Tour de France teams are pressuring the Amaury family that owns the 108-year-old cycling race to share television-rights income for the first time.
Garmin-Cervelo, whose rider Thor Hushovd wore the leader’s yellow jersey for the first week of this year’s race, and HTC- Highroad showed their discontent by barring broadcasters from their vehicles during some Tour stages, officials of the two U.S.-based teams said in interviews. They’re normally obliged to open up team cars and buses to TV rights-holders.
Most European competitors support lobbying for some of the TV income from the Amaury Sport Organisation, although French squads are wary of confronting organizers because they risk having their invitation to ride withdrawn, said Jonathan Vaughters, manager of the Boulder, Colorado-based Garmin team. ASO may get as much as $200 million from TV rights, while the 22 Tour de France teams typically have an annual budget of $10 million each from sponsorships, Vaughters said.
“The athletes and equipment are our property -- why should we give access” to cameras if teams don’t get a share of the television rights, said Vaughters, who’s also president of the teams’ association. He added that most in-car filming is now done from the vehicles of French teams.
The Amaury family has controlled the Tour de France since the 1940s, and manages it through its closely held Amaury Sport Organisation. Paris-based ASO runs additional sports events, including the Dakar rally and the Paris marathon. The family shared in 136.6 million euros ($194 million) of dividends from ASO between 2004 and 2008, according to company filings.
Jean-Etienne Amaury is president of ASO, and his mother, Marie-Odile, is on the board of the company. Vaughters said he spoke with Marie-Odile before April’s Paris-Roubaix race. She referred him to other ASO officials, who haven’t shown a willingness to negotiate, Vaughters said.

(Document layout analysis entries)
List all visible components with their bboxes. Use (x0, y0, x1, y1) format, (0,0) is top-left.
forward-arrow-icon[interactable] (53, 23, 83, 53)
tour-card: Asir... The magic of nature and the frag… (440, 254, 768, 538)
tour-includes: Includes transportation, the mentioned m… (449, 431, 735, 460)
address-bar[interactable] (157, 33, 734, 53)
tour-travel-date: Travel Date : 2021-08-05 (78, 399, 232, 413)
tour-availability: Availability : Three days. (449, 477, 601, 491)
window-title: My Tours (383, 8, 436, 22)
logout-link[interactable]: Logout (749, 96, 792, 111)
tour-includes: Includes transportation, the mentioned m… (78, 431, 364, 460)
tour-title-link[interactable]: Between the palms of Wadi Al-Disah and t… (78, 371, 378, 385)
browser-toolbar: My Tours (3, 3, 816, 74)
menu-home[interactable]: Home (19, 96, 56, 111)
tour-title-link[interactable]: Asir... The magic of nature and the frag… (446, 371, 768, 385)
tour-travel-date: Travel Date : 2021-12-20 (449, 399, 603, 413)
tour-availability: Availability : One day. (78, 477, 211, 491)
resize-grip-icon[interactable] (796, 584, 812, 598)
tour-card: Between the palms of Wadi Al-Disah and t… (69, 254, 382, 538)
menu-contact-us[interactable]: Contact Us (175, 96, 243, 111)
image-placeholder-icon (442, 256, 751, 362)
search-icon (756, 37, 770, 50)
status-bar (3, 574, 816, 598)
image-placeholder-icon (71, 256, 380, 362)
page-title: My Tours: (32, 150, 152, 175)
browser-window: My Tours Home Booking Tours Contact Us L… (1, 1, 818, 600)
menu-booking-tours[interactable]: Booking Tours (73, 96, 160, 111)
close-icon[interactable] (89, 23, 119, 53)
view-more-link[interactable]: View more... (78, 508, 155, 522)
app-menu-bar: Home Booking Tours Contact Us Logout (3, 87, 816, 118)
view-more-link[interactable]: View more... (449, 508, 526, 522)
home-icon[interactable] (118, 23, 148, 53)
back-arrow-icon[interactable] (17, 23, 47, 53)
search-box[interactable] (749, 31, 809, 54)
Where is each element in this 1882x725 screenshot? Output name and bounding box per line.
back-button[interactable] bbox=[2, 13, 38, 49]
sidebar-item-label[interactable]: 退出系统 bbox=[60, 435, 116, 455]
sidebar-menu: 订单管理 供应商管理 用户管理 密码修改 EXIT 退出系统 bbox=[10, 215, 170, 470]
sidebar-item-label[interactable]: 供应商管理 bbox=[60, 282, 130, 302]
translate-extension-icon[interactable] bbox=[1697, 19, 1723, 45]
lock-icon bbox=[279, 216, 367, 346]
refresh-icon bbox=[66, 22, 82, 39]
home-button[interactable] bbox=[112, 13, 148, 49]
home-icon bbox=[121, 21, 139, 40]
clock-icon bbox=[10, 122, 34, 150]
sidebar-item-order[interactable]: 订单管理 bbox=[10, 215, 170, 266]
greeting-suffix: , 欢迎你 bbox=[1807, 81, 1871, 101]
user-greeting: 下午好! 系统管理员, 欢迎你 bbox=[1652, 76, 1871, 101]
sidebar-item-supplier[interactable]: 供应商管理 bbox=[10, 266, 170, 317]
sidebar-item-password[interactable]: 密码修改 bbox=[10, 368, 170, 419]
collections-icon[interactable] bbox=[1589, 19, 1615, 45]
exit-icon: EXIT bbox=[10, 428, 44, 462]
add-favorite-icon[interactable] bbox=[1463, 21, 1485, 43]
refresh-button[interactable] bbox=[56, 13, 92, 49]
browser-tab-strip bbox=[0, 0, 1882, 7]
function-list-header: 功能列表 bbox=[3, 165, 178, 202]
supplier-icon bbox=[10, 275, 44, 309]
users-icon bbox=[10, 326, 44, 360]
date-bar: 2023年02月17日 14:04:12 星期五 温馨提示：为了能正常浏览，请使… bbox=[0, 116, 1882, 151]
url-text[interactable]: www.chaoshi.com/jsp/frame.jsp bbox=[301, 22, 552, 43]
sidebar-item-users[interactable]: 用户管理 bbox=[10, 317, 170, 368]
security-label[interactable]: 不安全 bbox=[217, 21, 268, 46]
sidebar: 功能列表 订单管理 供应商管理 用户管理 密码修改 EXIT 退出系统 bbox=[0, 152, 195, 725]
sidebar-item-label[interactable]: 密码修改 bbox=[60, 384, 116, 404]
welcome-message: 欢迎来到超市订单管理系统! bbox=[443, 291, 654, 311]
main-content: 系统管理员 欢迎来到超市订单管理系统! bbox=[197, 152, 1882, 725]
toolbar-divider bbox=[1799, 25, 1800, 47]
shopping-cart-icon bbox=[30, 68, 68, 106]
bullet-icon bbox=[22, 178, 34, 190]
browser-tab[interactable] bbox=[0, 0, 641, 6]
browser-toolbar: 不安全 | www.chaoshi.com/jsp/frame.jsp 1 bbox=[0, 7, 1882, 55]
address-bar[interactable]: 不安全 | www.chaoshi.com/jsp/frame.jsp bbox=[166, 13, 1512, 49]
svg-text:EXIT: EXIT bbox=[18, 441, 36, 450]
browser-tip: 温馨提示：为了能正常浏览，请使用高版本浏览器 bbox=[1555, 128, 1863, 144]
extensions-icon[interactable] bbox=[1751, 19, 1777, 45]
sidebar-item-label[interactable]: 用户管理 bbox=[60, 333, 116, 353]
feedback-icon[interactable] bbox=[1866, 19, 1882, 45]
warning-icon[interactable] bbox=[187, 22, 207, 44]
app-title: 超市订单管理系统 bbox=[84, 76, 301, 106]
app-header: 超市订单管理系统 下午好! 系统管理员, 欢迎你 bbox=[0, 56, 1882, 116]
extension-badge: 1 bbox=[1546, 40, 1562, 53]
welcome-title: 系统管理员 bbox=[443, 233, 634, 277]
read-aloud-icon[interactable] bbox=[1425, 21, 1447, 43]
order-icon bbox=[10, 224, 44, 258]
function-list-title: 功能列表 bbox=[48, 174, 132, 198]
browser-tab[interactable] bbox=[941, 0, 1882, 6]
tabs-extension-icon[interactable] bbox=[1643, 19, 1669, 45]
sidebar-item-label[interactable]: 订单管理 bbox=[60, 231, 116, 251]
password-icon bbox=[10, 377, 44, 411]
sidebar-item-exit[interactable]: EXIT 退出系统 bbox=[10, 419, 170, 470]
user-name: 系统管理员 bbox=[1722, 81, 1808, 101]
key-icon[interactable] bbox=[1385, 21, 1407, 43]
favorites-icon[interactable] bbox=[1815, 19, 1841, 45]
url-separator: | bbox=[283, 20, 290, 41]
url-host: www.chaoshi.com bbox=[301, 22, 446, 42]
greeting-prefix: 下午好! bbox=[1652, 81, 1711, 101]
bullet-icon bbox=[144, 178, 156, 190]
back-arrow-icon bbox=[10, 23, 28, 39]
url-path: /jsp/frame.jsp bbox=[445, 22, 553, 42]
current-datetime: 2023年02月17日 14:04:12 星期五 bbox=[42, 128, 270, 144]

→ **INSTRUCTIONS**
a) According to the Tour de France article, which two teams barred broadcasters from their vehicles during some stages?
b) Please carry the Tour de France article forward from its last sentence.
These entries have no connection to the Tour de France article.

→ **RESPONSE LIST**
a) Garmin-Cervelo and HTC-Highroad.

b)
The common conception “is that they could put on a race with amateur riders from France if necessary,” Vaughters said.
Garmin’s Hushovd today won his second stage of this year’s Tour de France, outsprinting Team Sky’s Edvald Boasson Hagen in the rainy 16th stage.
Race director Christian Prudhomme said he was unable to speak on the TV-income issue and couldn’t immediately make the Amaury family available for comment.
The Tour de France, broadcast in more than 180 countries, gets about 60 percent of its income from TV rights, ASO marketing director Laurent Lachaux has said, without giving financial details. Most of the rest of the race income comes from sponsorship and the fees it charges towns to host stages. ASO distributes 3.4 million euros in prize money, while the teams get an appearance fee of about 55,000 euros each, RadioShack team manager Johan Bruyneel said.
The Tour differs from other competitions, such as the National Football League and soccer’s Champions League, because organizers don’t give teams a share of TV money, according to Simon Chadwick, a professor of sports business strategy at the U.K.’s Coventry University.
“It’s very, very unusual that the Tour de France doesn’t share its revenue with the constituent parts of its brand,” Chadwick said. “They’re adhering to a model that was first introduced about a century ago.”
By sharing income, ASO could even help fight doping that has tarnished cycling for years because it would reduce financial pressure on riders to win, Vaughters said. A stage win at the Tour can make the difference between a sponsor renewing its backing of a squad or not, Euskaltel team rider Samuel Sanchez told Eurosport after winning a leg in the Pyrenees on July 14.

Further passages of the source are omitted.